En “La Ley de Herodes”, el ficticio alcalde Juan Vargas permite la operación de un burdel. La patrona, Doña Lupe, encarnada con excelencia por Isela Vega, cede económicamente a las exigencias del funcionario. Aparte de ofrecerle bien servidos tragos ordena a sus chamacas satisfacerlo sexualmente. Esto se me hace parecido a la relación Gobierno-narcotráfico. De entrada, Juan Vargas no quiere el dinero de Doña Lupe, pero después se vuelve hasta exigente. Naturalmente, el lupanar funciona sin problemas. Igualito que los mafiosos. Intocables en su operación y protegidos hasta en las ejecuciones que realizan sin misericordia.
Esto del prostíbulo en la película fue muy común en el pasado tijuanense. Era algo increíble. Había “damas del tacón dorado” por cientos, por miles. Funcionaba entre muchos, un burdel llamado “Los Kilómetros” bautizado así por los que se debían recorrer para llegar y para medir en longitud y no en cantidad a las chicas. La prostitución generaba el más importante ingreso en Tijuana para los funcionarios, tal y como en San Pedro de los Saguaros. Se beneficiaban desde el Gobernador hasta el más modesto gendarme. Había comisionados especialmente a recaudar las cuotas de los burdeles. Unos lo hacían descaradamente y otros escondían su identidad con celo como aquel famoso por el mote de “Capitán Fantasma”. Entonces eso dejaba más dinero. El narcotráfico estaba dormido como tantos años el Popocatépetl. La colecta, constante y sonante era llevada hasta Palacio de Gobierno en Mexicali. Un pequeño avión esperaba en la reducida y solitaria pista cercana a Tecate. No abordaban en Tijuana porque era demasiado visible. Estoy seguro que la recaudación continúa aunque dudo del destino y manejo.

(Datos de segmentación de página)
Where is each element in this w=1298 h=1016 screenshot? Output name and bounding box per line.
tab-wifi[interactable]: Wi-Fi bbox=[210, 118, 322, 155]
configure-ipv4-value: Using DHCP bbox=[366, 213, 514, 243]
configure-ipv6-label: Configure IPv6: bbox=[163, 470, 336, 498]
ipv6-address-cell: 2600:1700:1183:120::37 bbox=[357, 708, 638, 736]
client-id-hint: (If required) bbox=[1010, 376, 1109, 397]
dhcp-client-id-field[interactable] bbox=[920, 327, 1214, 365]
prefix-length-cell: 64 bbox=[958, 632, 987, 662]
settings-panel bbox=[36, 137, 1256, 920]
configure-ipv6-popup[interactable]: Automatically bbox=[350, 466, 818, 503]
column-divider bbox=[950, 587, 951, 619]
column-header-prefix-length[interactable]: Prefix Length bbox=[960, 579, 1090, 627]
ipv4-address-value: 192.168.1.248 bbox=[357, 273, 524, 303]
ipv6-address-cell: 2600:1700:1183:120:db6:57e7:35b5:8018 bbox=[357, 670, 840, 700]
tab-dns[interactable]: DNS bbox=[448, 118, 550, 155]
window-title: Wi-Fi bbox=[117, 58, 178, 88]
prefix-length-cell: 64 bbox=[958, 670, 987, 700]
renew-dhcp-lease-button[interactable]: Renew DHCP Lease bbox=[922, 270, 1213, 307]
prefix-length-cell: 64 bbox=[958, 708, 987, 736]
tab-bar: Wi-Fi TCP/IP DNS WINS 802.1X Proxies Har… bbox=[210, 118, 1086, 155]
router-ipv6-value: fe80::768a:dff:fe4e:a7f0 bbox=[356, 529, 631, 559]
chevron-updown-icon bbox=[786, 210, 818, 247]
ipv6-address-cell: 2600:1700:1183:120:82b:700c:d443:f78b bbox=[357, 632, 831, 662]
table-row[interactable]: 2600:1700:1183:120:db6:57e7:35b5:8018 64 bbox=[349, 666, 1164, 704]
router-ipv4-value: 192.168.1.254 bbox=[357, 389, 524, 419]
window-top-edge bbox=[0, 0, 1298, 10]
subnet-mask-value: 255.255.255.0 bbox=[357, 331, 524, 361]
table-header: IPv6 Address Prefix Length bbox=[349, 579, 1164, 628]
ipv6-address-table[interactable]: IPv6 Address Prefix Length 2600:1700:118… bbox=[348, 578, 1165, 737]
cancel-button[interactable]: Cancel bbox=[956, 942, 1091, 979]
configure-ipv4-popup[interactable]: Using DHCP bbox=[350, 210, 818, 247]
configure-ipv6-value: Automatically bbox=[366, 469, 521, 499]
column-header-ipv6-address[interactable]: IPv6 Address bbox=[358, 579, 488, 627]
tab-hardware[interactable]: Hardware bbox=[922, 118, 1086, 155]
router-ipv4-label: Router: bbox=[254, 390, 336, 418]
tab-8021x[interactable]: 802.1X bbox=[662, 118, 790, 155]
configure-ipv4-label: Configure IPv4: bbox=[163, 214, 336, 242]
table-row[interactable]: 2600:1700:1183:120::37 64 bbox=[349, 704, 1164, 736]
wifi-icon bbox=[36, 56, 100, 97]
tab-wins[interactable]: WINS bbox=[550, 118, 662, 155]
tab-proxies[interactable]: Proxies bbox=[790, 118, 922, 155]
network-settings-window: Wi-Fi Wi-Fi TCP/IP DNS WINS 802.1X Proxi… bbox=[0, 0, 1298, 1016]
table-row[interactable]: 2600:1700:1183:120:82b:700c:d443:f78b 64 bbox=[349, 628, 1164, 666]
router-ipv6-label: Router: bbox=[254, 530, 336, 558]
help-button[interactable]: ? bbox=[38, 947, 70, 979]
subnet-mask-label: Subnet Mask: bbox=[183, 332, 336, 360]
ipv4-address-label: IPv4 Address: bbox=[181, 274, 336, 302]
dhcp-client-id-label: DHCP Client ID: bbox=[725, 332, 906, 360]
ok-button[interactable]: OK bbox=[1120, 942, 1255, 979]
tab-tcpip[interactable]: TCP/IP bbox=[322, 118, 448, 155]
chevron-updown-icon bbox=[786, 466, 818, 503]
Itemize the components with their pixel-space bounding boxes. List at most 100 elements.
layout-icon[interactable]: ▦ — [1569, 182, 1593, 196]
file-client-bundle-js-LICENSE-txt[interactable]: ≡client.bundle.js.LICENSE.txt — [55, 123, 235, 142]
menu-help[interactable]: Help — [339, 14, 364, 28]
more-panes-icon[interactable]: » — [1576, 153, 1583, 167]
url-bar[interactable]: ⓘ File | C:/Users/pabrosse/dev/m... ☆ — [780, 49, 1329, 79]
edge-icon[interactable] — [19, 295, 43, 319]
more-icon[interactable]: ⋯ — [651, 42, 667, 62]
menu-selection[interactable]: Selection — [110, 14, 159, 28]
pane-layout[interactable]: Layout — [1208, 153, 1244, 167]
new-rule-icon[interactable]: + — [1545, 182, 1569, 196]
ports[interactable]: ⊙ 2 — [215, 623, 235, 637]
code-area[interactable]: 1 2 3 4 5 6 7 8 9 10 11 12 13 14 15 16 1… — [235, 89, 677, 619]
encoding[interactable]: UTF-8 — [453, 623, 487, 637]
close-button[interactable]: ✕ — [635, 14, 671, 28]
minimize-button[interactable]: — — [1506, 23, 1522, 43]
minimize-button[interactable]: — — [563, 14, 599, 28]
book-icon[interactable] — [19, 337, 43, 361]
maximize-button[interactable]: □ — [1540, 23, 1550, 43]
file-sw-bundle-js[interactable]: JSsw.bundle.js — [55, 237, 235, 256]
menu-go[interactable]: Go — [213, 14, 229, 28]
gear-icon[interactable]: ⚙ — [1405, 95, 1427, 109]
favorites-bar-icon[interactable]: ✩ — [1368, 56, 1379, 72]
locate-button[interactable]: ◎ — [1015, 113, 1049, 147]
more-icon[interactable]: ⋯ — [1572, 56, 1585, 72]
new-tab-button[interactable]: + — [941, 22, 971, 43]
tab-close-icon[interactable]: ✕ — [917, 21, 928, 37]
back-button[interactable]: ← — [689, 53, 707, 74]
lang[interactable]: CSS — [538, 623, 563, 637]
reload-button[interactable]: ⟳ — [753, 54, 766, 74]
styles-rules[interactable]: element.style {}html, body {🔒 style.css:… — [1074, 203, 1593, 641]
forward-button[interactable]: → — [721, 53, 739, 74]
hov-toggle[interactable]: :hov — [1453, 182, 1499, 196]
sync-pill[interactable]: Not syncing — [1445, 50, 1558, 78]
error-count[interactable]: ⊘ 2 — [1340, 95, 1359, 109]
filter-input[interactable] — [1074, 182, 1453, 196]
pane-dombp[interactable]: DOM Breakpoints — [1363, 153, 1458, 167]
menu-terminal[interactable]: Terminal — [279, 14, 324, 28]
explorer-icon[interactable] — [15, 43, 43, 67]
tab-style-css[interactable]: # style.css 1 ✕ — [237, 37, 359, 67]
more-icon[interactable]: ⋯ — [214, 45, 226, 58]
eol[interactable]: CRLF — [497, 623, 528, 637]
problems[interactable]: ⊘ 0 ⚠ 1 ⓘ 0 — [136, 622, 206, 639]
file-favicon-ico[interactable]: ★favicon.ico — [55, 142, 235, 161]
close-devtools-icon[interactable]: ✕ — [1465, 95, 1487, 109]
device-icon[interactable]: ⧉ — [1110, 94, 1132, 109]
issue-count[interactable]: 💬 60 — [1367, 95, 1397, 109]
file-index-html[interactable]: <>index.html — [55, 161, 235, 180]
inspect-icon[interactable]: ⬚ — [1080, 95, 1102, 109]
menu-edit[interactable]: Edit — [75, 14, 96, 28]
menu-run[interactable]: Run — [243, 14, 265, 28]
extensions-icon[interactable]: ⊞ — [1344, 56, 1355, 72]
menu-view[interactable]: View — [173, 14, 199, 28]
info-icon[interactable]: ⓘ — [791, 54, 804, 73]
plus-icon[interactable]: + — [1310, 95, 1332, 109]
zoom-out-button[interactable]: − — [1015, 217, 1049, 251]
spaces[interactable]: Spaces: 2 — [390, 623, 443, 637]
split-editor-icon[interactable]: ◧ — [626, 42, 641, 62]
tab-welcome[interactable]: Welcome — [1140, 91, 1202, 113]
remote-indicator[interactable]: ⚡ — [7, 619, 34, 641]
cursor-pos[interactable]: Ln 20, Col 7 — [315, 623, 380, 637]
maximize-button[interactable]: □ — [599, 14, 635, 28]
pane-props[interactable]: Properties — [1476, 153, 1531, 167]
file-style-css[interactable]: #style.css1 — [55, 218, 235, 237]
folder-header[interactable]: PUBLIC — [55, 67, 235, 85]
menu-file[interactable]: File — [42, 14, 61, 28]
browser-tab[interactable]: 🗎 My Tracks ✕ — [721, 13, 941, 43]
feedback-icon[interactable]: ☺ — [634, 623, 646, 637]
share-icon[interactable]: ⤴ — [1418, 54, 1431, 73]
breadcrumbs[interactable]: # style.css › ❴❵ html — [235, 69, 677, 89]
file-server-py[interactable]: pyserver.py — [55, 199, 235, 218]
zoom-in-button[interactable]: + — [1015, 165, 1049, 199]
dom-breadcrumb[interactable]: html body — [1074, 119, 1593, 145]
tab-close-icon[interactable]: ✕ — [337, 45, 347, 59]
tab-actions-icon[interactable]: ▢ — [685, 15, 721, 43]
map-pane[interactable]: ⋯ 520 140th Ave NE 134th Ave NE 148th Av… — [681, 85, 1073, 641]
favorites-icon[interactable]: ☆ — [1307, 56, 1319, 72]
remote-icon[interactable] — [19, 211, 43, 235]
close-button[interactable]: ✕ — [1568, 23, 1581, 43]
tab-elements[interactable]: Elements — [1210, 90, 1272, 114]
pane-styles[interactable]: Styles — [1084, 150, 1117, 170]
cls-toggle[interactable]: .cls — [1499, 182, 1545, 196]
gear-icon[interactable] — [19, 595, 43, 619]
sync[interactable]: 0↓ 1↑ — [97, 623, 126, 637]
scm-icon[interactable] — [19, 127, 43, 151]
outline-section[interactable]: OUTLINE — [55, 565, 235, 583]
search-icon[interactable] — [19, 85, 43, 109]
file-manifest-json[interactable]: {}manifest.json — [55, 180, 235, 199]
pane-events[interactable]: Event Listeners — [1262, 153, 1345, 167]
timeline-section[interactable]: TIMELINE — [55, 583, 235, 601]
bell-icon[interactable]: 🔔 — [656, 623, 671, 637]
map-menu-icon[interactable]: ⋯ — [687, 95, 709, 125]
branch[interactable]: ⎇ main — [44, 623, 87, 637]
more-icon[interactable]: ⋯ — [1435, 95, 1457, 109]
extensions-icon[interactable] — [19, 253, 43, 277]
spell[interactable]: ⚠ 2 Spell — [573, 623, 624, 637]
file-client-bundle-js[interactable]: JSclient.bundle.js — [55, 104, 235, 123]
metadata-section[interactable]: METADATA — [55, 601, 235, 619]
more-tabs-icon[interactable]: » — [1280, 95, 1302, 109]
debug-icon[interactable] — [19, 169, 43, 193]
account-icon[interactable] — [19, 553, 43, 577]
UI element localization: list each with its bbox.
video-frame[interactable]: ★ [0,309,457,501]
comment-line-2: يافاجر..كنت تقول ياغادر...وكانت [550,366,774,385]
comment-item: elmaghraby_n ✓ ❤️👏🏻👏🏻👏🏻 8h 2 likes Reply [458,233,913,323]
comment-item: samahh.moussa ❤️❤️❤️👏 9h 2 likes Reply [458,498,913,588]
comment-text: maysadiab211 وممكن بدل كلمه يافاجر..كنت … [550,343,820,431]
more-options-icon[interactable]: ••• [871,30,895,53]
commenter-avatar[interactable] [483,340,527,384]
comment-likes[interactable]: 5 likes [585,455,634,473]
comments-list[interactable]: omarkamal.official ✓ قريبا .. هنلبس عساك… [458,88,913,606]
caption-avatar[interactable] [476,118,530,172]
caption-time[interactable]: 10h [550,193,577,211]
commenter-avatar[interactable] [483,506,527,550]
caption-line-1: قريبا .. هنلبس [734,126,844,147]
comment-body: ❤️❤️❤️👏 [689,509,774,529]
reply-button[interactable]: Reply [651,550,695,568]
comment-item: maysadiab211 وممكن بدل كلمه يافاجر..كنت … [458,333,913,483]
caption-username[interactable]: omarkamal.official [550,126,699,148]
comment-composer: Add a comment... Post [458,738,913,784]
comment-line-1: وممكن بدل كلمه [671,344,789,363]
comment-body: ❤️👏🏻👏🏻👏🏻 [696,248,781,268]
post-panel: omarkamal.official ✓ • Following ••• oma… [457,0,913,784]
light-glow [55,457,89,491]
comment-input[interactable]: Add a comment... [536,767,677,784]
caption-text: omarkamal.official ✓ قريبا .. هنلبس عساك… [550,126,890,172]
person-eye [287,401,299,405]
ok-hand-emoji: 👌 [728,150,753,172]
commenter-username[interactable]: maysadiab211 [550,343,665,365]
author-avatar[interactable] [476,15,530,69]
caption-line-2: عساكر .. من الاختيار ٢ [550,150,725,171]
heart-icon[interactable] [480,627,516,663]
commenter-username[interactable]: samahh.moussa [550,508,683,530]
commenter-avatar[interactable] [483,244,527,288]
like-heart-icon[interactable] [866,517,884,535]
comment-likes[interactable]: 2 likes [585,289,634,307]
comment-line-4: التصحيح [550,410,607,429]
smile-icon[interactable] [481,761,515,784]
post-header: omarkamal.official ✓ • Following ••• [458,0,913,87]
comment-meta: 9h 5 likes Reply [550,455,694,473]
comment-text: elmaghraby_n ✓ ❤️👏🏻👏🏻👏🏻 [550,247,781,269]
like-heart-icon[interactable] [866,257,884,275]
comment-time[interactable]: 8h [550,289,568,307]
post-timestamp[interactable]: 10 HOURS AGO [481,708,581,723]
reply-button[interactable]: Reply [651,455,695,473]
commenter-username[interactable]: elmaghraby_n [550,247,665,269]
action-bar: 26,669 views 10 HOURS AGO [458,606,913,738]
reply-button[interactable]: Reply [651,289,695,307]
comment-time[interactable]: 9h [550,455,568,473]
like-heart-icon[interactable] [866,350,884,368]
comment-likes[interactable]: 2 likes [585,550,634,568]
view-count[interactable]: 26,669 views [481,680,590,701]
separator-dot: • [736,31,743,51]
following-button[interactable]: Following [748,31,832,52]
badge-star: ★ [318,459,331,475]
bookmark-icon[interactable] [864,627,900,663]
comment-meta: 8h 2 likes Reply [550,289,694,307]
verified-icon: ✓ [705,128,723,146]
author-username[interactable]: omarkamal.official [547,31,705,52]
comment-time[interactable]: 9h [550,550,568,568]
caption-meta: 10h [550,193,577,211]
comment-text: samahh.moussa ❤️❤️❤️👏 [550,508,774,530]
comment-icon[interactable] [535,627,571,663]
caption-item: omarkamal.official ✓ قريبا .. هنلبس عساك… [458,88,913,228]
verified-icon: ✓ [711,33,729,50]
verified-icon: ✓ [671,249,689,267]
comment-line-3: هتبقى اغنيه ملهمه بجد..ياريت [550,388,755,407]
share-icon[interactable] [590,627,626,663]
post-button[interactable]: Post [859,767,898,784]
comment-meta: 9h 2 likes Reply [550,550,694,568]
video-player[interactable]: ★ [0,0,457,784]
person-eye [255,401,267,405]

El problema: Por favor, copia palabra por palabra el texto completo sobre «La Ley de Herodes» y los burdeles de Tijuana.

Ejercicio resuelto:
En “La Ley de Herodes”, el ficticio alcalde Juan Vargas permite la operación de un burdel. La patrona, Doña Lupe, encarnada con excelencia por Isela Vega, cede económicamente a las exigencias del funcionario. Aparte de ofrecerle bien servidos tragos ordena a sus chamacas satisfacerlo sexualmente. Esto se me hace parecido a la relación Gobierno-narcotráfico. De entrada, Juan Vargas no quiere el dinero de Doña Lupe, pero después se vuelve hasta exigente. Naturalmente, el lupanar funciona sin problemas. Igualito que los mafiosos. Intocables en su operación y protegidos hasta en las ejecuciones que realizan sin misericordia.
Esto del prostíbulo en la película fue muy común en el pasado tijuanense. Era algo increíble. Había “damas del tacón dorado” por cientos, por miles. Funcionaba entre muchos, un burdel llamado “Los Kilómetros” bautizado así por los que se debían recorrer para llegar y para medir en longitud y no en cantidad a las chicas. La prostitución generaba el más importante ingreso en Tijuana para los funcionarios, tal y como en San Pedro de los Saguaros. Se beneficiaban desde el Gobernador hasta el más modesto gendarme. Había comisionados especialmente a recaudar las cuotas de los burdeles. Unos lo hacían descaradamente y otros escondían su identidad con celo como aquel famoso por el mote de “Capitán Fantasma”. Entonces eso dejaba más dinero. El narcotráfico estaba dormido como tantos años el Popocatépetl. La colecta, constante y sonante era llevada hasta Palacio de Gobierno en Mexicali. Un pequeño avión esperaba en la reducida y solitaria pista cercana a Tecate. No abordaban en Tijuana porque era demasiado visible. Estoy seguro que la recaudación continúa aunque dudo del destino y manejo.